[Data extracted from a collection]

____

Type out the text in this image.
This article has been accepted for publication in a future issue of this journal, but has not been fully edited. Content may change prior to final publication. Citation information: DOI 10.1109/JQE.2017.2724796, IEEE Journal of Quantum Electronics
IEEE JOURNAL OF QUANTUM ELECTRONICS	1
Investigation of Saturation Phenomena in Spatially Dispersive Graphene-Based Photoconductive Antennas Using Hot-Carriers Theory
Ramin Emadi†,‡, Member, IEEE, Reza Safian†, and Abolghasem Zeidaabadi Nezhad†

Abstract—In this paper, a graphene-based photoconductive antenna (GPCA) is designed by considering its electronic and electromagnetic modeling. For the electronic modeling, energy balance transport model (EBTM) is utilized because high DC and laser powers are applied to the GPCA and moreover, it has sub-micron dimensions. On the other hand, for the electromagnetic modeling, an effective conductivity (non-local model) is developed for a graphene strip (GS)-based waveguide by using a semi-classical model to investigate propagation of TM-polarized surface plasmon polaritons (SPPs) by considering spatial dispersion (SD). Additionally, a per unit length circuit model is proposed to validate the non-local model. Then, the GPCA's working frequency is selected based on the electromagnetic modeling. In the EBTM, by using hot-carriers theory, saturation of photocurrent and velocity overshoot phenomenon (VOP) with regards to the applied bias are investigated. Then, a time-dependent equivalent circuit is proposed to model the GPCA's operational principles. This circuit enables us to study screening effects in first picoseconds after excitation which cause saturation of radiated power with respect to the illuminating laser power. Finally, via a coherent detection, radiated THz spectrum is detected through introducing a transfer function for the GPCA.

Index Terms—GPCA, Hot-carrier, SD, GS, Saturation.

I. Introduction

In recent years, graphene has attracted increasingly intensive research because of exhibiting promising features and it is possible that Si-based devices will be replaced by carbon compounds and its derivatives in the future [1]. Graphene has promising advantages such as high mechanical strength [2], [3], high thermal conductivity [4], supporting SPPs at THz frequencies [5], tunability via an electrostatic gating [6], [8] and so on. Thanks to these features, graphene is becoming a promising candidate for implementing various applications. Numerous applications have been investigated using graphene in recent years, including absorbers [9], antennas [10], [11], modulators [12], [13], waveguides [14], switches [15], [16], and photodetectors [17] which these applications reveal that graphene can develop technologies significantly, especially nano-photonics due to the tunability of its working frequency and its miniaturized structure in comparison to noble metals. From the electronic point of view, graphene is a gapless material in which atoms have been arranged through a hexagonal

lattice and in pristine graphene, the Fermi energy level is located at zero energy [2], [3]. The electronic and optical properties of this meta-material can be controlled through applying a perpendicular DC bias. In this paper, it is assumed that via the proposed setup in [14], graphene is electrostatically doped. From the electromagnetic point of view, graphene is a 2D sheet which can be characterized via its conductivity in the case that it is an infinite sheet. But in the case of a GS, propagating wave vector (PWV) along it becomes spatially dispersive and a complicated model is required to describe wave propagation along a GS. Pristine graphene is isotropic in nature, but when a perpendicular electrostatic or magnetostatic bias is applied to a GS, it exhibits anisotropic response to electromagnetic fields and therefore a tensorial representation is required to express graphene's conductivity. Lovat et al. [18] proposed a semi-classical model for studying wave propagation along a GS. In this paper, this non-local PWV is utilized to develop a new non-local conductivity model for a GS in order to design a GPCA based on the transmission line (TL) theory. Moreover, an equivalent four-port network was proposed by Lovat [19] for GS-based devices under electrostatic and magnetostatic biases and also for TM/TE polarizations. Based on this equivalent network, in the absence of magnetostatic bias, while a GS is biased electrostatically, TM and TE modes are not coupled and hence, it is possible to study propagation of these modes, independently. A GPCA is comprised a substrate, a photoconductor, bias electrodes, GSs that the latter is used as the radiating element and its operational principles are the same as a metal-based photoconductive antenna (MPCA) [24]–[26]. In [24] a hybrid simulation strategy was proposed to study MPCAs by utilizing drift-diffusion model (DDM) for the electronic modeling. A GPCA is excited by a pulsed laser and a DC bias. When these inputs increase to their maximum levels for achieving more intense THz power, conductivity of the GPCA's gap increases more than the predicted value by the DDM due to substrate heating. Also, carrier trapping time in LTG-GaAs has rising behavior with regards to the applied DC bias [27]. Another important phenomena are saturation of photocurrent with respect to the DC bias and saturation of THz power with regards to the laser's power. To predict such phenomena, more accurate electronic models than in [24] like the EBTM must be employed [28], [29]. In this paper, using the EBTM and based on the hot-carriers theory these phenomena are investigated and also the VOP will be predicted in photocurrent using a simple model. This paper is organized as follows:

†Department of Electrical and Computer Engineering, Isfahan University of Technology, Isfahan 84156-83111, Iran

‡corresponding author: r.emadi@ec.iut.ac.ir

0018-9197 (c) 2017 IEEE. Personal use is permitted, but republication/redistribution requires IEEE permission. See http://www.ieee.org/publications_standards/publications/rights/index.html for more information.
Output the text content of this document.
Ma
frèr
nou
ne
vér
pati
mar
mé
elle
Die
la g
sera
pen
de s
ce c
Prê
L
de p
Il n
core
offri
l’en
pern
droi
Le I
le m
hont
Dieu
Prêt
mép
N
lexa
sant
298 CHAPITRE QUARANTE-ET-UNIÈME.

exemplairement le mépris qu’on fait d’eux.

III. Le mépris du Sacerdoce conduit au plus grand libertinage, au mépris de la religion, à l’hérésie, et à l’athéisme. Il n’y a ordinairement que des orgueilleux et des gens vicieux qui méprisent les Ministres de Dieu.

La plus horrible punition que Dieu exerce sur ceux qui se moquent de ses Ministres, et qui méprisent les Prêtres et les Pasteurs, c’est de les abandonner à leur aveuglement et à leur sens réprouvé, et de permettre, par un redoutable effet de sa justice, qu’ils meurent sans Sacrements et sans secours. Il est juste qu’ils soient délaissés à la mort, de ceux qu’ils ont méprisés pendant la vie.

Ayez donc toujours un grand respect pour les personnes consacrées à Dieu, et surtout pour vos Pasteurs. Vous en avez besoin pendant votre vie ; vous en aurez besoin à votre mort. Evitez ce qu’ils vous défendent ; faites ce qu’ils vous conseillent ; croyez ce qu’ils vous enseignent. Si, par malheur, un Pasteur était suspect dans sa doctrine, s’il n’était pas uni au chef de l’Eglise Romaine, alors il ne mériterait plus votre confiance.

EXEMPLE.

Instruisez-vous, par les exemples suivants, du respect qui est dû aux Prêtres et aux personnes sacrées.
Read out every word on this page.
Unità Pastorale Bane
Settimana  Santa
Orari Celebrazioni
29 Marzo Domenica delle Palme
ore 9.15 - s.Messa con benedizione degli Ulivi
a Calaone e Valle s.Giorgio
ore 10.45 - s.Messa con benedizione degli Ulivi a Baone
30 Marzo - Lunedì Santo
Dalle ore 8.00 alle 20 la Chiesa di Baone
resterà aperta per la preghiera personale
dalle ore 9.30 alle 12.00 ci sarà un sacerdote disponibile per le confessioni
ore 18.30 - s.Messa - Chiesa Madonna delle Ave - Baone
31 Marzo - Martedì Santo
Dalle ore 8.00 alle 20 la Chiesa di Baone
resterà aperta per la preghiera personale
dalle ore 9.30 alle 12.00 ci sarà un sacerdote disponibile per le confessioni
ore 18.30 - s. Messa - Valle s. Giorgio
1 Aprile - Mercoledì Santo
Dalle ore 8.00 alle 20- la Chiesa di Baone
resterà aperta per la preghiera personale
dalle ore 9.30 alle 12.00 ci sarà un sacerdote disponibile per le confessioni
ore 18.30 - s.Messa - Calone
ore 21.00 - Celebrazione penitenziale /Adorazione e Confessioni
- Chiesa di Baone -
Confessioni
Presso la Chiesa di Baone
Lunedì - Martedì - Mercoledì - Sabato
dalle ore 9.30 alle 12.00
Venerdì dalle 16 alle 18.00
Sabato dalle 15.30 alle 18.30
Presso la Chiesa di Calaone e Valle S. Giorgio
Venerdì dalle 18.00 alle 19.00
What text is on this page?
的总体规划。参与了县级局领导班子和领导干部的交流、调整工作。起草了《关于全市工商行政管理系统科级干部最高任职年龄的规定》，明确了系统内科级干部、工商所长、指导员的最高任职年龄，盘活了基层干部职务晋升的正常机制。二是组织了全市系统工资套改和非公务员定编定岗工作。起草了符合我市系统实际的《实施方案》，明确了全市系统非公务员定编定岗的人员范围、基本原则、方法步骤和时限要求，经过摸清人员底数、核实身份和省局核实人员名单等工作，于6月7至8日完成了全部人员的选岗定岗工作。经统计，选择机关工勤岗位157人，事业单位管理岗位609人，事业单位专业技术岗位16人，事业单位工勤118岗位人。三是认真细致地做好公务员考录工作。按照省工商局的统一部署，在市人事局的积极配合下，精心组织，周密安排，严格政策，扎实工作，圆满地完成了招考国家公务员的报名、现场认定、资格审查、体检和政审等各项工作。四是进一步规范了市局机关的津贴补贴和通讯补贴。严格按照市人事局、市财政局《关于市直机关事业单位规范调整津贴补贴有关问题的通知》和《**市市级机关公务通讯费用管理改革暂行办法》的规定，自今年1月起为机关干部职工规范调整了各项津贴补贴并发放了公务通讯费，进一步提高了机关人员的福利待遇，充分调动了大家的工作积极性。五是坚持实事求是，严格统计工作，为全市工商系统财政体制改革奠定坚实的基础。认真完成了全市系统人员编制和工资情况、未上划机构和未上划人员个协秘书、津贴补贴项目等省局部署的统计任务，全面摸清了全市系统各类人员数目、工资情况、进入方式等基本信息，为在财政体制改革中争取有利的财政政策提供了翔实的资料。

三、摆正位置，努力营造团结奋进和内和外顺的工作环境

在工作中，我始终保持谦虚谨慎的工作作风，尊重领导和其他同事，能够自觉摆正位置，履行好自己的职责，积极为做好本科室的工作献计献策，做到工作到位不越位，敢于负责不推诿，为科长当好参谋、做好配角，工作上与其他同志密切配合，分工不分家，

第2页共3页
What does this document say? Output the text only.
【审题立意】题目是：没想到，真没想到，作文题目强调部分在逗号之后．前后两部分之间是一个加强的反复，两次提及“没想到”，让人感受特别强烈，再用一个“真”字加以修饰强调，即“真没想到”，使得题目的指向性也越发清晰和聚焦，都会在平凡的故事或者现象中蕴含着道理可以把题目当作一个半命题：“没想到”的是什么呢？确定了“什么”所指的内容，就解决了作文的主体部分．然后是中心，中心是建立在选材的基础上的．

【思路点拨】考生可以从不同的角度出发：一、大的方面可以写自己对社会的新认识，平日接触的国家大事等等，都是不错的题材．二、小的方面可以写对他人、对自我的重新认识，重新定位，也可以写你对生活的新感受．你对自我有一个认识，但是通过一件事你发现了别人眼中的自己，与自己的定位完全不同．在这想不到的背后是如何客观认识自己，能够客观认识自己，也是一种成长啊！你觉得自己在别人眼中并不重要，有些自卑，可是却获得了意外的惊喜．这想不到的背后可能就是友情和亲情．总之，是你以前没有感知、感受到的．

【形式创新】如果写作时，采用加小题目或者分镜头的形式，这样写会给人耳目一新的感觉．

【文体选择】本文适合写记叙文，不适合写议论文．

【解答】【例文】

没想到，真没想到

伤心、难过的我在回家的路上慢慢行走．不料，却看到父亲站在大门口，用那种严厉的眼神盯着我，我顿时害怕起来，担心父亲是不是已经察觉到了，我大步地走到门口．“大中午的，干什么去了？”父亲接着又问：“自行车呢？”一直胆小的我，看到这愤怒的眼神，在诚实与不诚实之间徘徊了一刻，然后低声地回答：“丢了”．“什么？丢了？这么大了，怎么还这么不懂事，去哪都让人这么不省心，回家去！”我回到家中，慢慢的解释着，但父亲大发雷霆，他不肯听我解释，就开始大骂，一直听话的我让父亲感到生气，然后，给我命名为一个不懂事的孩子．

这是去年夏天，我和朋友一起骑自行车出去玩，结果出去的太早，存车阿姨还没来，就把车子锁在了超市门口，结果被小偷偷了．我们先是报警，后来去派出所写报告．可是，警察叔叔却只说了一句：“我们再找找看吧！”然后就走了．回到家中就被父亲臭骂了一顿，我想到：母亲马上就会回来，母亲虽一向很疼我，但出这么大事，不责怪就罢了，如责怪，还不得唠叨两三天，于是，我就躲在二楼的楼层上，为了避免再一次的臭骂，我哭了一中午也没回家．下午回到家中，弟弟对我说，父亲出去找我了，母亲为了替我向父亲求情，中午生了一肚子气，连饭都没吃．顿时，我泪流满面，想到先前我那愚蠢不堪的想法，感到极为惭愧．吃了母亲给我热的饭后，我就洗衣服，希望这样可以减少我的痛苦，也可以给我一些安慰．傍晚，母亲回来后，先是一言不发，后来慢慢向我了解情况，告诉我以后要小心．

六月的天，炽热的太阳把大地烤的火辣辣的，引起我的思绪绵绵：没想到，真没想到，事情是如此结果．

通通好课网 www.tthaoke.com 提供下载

____

Among the records above, find each line holding the string "Santo" and pull it out.

30 Marzo - Lunedì Santo
31 Marzo - Martedì Santo
1 Aprile - Mercoledì Santo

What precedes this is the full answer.